_Richiesta a_: Riscrivi l'elenco dall'inizio fino alla riga che contiene "paragraph-mark: ↵ — [716, 544, 726, 558]", estremi compresi, mettendo "icona-reset" al posto di "reset-icon" e lasciando tutto il resto invariato.

_Testo fornito_:
L’identikit degli adolescenti a rischio

Ma chi sono gli adolescenti a rischio? Si può facilmente cadere nell’errore di credere che siano solo ex bambini viziati e non abituati alle frustrazioni. «Non è così — precisa l’esperto — non sempre alle spalle dei ritirati sociali ci sono genitori che le danno tutte vinte. Piuttosto, invece, questi ragazzi crescono spesso in un clima di alte aspettative, perché non di rado sono anche talentuosi. Tutti si attendono grandi cose da loro, che però non si sentono all’altezza. Così alcuni chiudono la partita molto presto: abituati ad andare bene si ritrovano a non funzionare e allora, per vergogna, si rifugiano in una stanza». Posti di fronte alle comuni sfide della crescita scelgono di evitare il mondo esterno e si autorecludono nella propria camera, dove i contatti sono limitati all’universo virtuale, con i videogiochi e i social network. Tagliati i ponti con il mondo che sta fuori, gli hikikomori si rifugiano in un universo parallelo attraverso la Rete, grazie alla quale è possibile costruire legami senza mettere in gioco la propria fisicità: su Internet è tutto virtuale, nessuno si aspetta nulla ed è facile crearsi una vita fuori dalla vita. Ma la Rete, pur messa sotto accusa, può talvolta rappresentare anche la chiave che permette ai “ritirati” di tornare nel mondo, quello reale, di restare in contatto con i coetanei.

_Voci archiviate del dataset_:

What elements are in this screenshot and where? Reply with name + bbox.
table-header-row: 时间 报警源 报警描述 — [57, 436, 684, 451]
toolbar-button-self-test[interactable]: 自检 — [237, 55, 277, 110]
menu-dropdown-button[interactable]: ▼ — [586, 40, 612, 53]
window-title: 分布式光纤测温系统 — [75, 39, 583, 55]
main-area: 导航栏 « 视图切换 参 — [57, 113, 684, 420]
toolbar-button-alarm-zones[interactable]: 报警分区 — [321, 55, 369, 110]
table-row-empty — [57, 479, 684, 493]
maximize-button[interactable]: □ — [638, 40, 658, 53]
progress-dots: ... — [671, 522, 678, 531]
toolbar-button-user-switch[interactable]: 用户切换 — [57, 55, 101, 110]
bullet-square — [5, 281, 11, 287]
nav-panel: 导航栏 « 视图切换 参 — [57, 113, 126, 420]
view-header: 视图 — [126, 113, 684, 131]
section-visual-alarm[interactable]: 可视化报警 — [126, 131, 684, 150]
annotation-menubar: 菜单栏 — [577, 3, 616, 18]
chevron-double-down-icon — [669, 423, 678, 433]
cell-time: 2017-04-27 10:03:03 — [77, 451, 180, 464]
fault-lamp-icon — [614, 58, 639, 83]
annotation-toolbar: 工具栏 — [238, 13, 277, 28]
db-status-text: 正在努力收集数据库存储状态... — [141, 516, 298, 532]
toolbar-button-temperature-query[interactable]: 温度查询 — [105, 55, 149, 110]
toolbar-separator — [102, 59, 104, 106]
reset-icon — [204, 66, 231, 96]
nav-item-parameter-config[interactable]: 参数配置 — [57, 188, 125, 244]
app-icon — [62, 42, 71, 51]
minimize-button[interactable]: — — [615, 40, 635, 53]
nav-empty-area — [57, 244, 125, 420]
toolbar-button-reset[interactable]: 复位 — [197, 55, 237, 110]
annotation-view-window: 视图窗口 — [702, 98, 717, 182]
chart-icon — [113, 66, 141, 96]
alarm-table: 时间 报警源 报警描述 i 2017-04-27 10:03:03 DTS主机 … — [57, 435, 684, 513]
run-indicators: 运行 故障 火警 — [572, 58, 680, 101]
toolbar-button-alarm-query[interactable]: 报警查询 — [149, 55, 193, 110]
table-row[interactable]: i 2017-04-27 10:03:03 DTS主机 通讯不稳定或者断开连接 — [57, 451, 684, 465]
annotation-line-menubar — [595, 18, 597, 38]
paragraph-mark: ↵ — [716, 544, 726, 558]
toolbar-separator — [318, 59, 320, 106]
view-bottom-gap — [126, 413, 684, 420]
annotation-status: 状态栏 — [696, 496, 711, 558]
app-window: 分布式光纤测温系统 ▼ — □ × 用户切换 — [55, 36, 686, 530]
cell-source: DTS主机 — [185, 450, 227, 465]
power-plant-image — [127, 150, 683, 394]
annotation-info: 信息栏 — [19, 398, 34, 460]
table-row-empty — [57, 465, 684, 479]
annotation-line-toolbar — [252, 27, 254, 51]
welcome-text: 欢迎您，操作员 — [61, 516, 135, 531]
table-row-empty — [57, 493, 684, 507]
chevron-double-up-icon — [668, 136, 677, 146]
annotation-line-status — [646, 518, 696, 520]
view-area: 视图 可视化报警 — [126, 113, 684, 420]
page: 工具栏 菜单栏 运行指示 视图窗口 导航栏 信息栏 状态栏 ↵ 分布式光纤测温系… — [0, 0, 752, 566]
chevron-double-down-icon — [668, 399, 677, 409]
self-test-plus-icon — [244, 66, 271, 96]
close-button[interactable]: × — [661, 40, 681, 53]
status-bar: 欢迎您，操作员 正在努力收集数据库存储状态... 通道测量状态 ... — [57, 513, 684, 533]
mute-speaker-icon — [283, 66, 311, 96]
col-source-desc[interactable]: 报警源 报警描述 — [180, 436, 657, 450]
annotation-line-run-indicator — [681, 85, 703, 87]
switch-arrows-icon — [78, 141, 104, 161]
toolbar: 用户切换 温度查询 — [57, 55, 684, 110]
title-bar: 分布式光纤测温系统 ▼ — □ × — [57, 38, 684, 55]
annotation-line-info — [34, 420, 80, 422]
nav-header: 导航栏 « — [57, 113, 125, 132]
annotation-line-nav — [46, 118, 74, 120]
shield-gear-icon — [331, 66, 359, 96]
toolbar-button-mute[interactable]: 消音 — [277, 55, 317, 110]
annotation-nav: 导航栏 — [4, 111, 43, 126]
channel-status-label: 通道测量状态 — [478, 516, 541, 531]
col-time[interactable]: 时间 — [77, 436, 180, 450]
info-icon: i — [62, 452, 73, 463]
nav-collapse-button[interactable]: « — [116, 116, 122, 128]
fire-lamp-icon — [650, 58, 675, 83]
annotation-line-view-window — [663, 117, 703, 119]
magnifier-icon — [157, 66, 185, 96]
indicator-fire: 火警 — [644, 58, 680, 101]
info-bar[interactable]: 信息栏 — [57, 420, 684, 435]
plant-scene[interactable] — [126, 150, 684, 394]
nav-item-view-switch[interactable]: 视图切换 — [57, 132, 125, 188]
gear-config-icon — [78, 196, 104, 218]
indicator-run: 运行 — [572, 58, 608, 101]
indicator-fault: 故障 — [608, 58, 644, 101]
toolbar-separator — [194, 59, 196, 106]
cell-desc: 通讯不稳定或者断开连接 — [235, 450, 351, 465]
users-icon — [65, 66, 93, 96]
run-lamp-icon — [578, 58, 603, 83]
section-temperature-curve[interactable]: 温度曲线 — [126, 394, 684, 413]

_Richiesta b_: Elenca i termini con cui il testo sugli adolescenti a rischio designa come categoria i giovani che si chiudono in casa.

_Risultato a_:
What elements are in this screenshot and where? Reply with name + bbox.
table-header-row: 时间 报警源 报警描述 — [57, 436, 684, 451]
toolbar-button-self-test[interactable]: 自检 — [237, 55, 277, 110]
menu-dropdown-button[interactable]: ▼ — [586, 40, 612, 53]
window-title: 分布式光纤测温系统 — [75, 39, 583, 55]
main-area: 导航栏 « 视图切换 参 — [57, 113, 684, 420]
toolbar-button-alarm-zones[interactable]: 报警分区 — [321, 55, 369, 110]
table-row-empty — [57, 479, 684, 493]
maximize-button[interactable]: □ — [638, 40, 658, 53]
progress-dots: ... — [671, 522, 678, 531]
toolbar-button-user-switch[interactable]: 用户切换 — [57, 55, 101, 110]
bullet-square — [5, 281, 11, 287]
nav-panel: 导航栏 « 视图切换 参 — [57, 113, 126, 420]
view-header: 视图 — [126, 113, 684, 131]
section-visual-alarm[interactable]: 可视化报警 — [126, 131, 684, 150]
annotation-menubar: 菜单栏 — [577, 3, 616, 18]
chevron-double-down-icon — [669, 423, 678, 433]
cell-time: 2017-04-27 10:03:03 — [77, 451, 180, 464]
fault-lamp-icon — [614, 58, 639, 83]
annotation-toolbar: 工具栏 — [238, 13, 277, 28]
db-status-text: 正在努力收集数据库存储状态... — [141, 516, 298, 532]
toolbar-button-temperature-query[interactable]: 温度查询 — [105, 55, 149, 110]
toolbar-separator — [102, 59, 104, 106]
icona-reset — [204, 66, 231, 96]
nav-item-parameter-config[interactable]: 参数配置 — [57, 188, 125, 244]
app-icon — [62, 42, 71, 51]
minimize-button[interactable]: — — [615, 40, 635, 53]
nav-empty-area — [57, 244, 125, 420]
toolbar-button-reset[interactable]: 复位 — [197, 55, 237, 110]
annotation-view-window: 视图窗口 — [702, 98, 717, 182]
chart-icon — [113, 66, 141, 96]
alarm-table: 时间 报警源 报警描述 i 2017-04-27 10:03:03 DTS主机 … — [57, 435, 684, 513]
run-indicators: 运行 故障 火警 — [572, 58, 680, 101]
toolbar-button-alarm-query[interactable]: 报警查询 — [149, 55, 193, 110]
table-row[interactable]: i 2017-04-27 10:03:03 DTS主机 通讯不稳定或者断开连接 — [57, 451, 684, 465]
annotation-line-menubar — [595, 18, 597, 38]
paragraph-mark: ↵ — [716, 544, 726, 558]

_Risultato b_:
adolescenti a rischio
ritirati sociali
hikikomori
ritirati